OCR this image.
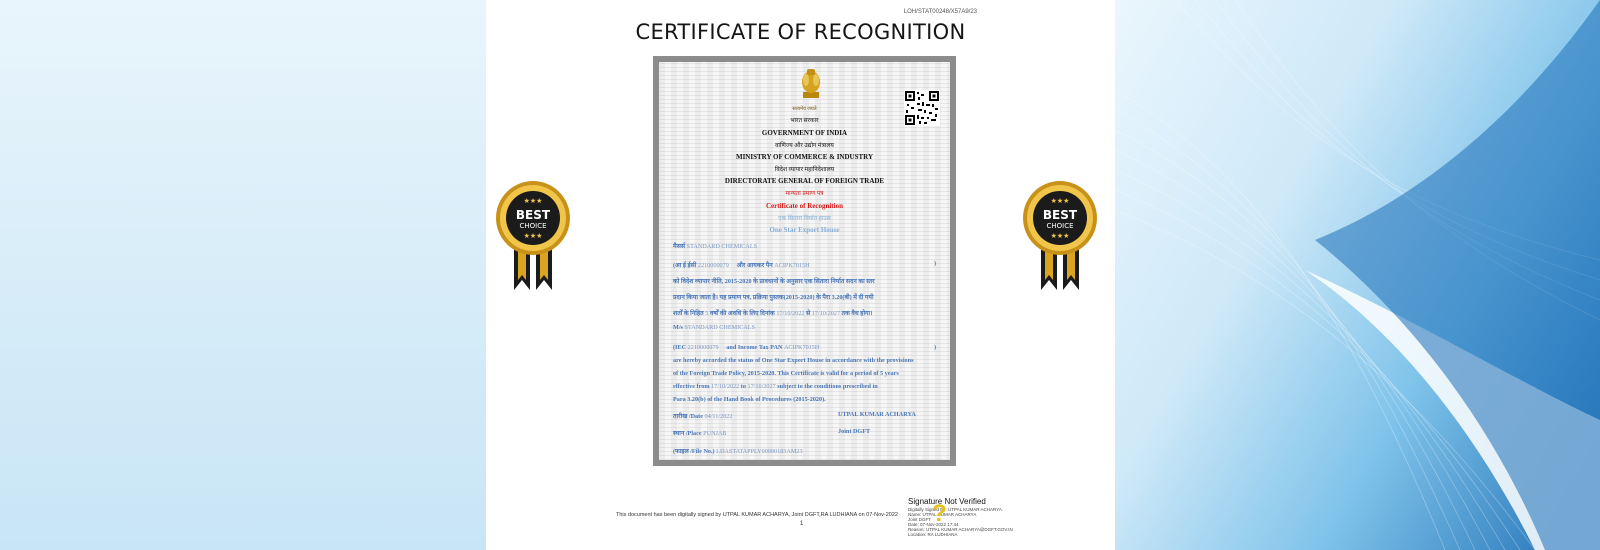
LOH/STAT00248/X57A9/23
CERTIFICATE OF RECOGNITION
सत्यमेव जयते
भारत सरकार
GOVERNMENT OF INDIA
वाणिज्य और उद्योग मंत्रालय
MINISTRY OF COMMERCE & INDUSTRY
विदेश व्यापार महानिदेशालय
DIRECTORATE GENERAL OF FOREIGN TRADE
मान्यता प्रमाण पत्र
Certificate of Recognition
एक सितारा निर्यात हाउस
One Star Export House
मैसर्स STANDARD CHEMICALS
(आ ई ईसी 2210000079 और आयकर पैन ACIPK7015H	)
को विदेश व्यापार नीति, 2015-2020 के प्रावधानों के अनुसार एक सितारा निर्यात सदन का स्तर
प्रदान किया जाता है। यह प्रमाण पत्र, प्रक्रिया पुस्तक(2015-2020) के पैरा 3.20(बी) में दी गयी
शर्तों के निहित 5 वर्षों की अवधि के लिए दिनांक 17/10/2022 से 17/10/2027 तक वैध होगा।
M/s STANDARD CHEMICALS
(IEC 2210000079 and Income Tax PAN ACIPK7015H	)
are hereby accorded the status of One Star Export House in accordance with the provisions
of the Foreign Trade Policy, 2015-2020. This Certificate is valid for a period of 5 years
effective from 17/10/2022 to 17/10/2027 subject to the conditions prescribed in
Para 3.20(b) of the Hand Book of Procedures (2015-2020).
तारीख /Date 04/11/2022	UTPAL KUMAR ACHARYA
स्थान /Place PUNJAB	Joint DGFT
(फाइल /File No.) LDASTATAPPLY00000183AM23
This document has been digitally signed by UTPAL KUMAR ACHARYA, Joint DGFT,RA LUDHIANA on 07-Nov-2022
1
Signature Not Verified
Digitally Signed By: UTPAL KUMAR ACHARYA
Name: UTPAL KUMAR ACHARYA
Joint DGFT
Date: 07-Nov-2022 17:44
Reason: UTPAL KUMAR ACHARYA@DGFT.GOV.IN
Location: RA LUDHIANA
?
★★★
BEST
CHOICE
★★★
★★★
BEST
CHOICE
★★★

· · · · ·

◆ YOUR TASK ◆
Copy the material above exactly and drop the pictures.

◆ SOLUTION TO THE PROBLEM ◆
OCR this image.
LOH/STAT00248/X57A9/23
CERTIFICATE OF RECOGNITION
सत्यमेव जयते
भारत सरकार
GOVERNMENT OF INDIA
वाणिज्य और उद्योग मंत्रालय
MINISTRY OF COMMERCE & INDUSTRY
विदेश व्यापार महानिदेशालय
DIRECTORATE GENERAL OF FOREIGN TRADE
मान्यता प्रमाण पत्र
Certificate of Recognition
एक सितारा निर्यात हाउस
One Star Export House
मैसर्स STANDARD CHEMICALS
(आ ई ईसी 2210000079 और आयकर पैन ACIPK7015H	)
को विदेश व्यापार नीति, 2015-2020 के प्रावधानों के अनुसार एक सितारा निर्यात सदन का स्तर
प्रदान किया जाता है। यह प्रमाण पत्र, प्रक्रिया पुस्तक(2015-2020) के पैरा 3.20(बी) में दी गयी
शर्तों के निहित 5 वर्षों की अवधि के लिए दिनांक 17/10/2022 से 17/10/2027 तक वैध होगा।
M/s STANDARD CHEMICALS
(IEC 2210000079 and Income Tax PAN ACIPK7015H	)
are hereby accorded the status of One Star Export House in accordance with the provisions
of the Foreign Trade Policy, 2015-2020. This Certificate is valid for a period of 5 years
effective from 17/10/2022 to 17/10/2027 subject to the conditions prescribed in
Para 3.20(b) of the Hand Book of Procedures (2015-2020).
तारीख /Date 04/11/2022	UTPAL KUMAR ACHARYA
स्थान /Place PUNJAB	Joint DGFT
(फाइल /File No.) LDASTATAPPLY00000183AM23
This document has been digitally signed by UTPAL KUMAR ACHARYA, Joint DGFT,RA LUDHIANA on 07-Nov-2022
1
Signature Not Verified
Digitally Signed By: UTPAL KUMAR ACHARYA
Name: UTPAL KUMAR ACHARYA
Joint DGFT
Date: 07-Nov-2022 17:44
Reason: UTPAL KUMAR ACHARYA@DGFT.GOV.IN
Location: RA LUDHIANA
?
★★★
BEST
CHOICE
★★★
★★★
BEST
CHOICE
★★★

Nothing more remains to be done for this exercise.